Raw records.
==============================

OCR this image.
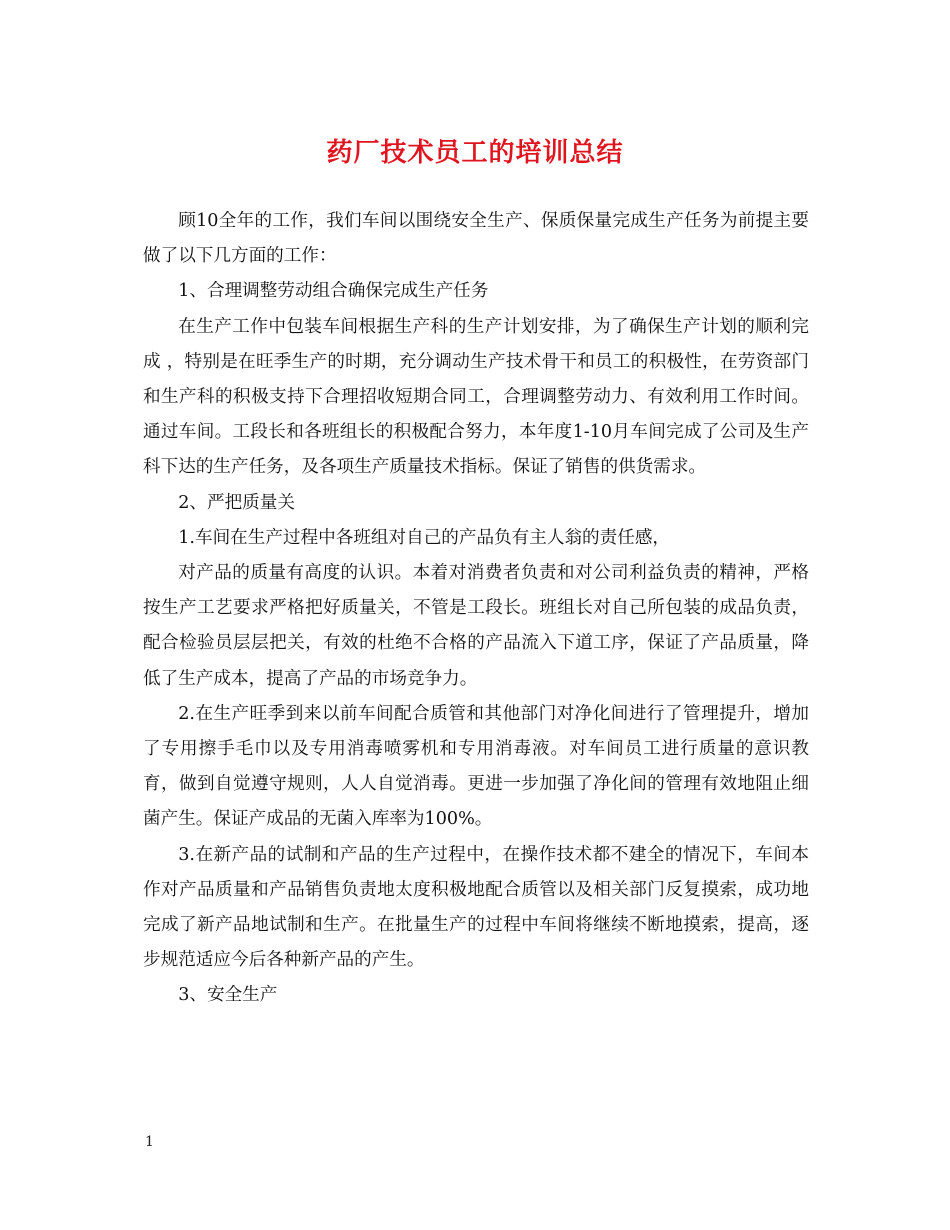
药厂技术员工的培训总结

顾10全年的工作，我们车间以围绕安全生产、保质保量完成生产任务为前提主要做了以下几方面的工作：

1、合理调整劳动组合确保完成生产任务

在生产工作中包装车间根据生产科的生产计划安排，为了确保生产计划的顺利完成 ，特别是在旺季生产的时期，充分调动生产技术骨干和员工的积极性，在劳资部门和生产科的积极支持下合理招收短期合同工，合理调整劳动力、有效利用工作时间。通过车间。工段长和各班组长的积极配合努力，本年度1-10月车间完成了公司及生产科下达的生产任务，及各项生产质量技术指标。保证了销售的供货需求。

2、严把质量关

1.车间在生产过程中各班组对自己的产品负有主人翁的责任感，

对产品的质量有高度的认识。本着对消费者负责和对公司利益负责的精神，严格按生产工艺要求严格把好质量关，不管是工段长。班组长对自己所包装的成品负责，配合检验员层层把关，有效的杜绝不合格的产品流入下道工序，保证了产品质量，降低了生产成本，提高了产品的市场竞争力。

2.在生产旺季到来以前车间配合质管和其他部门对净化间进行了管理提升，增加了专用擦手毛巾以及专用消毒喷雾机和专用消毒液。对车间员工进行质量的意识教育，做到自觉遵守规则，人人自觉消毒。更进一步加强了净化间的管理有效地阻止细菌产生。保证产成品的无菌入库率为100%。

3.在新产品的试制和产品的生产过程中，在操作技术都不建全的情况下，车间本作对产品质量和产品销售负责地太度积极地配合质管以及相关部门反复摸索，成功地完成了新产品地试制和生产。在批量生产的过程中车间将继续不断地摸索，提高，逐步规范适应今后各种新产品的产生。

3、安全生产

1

==============================

Your task is to copy the entries in full and exactly, without any images.

OCR this image.
药厂技术员工的培训总结

顾10全年的工作，我们车间以围绕安全生产、保质保量完成生产任务为前提主要做了以下几方面的工作：

1、合理调整劳动组合确保完成生产任务

在生产工作中包装车间根据生产科的生产计划安排，为了确保生产计划的顺利完成 ，特别是在旺季生产的时期，充分调动生产技术骨干和员工的积极性，在劳资部门和生产科的积极支持下合理招收短期合同工，合理调整劳动力、有效利用工作时间。通过车间。工段长和各班组长的积极配合努力，本年度1-10月车间完成了公司及生产科下达的生产任务，及各项生产质量技术指标。保证了销售的供货需求。

2、严把质量关

1.车间在生产过程中各班组对自己的产品负有主人翁的责任感，

对产品的质量有高度的认识。本着对消费者负责和对公司利益负责的精神，严格按生产工艺要求严格把好质量关，不管是工段长。班组长对自己所包装的成品负责，配合检验员层层把关，有效的杜绝不合格的产品流入下道工序，保证了产品质量，降低了生产成本，提高了产品的市场竞争力。

2.在生产旺季到来以前车间配合质管和其他部门对净化间进行了管理提升，增加了专用擦手毛巾以及专用消毒喷雾机和专用消毒液。对车间员工进行质量的意识教育，做到自觉遵守规则，人人自觉消毒。更进一步加强了净化间的管理有效地阻止细菌产生。保证产成品的无菌入库率为100%。

3.在新产品的试制和产品的生产过程中，在操作技术都不建全的情况下，车间本作对产品质量和产品销售负责地太度积极地配合质管以及相关部门反复摸索，成功地完成了新产品地试制和生产。在批量生产的过程中车间将继续不断地摸索，提高，逐步规范适应今后各种新产品的产生。

3、安全生产

1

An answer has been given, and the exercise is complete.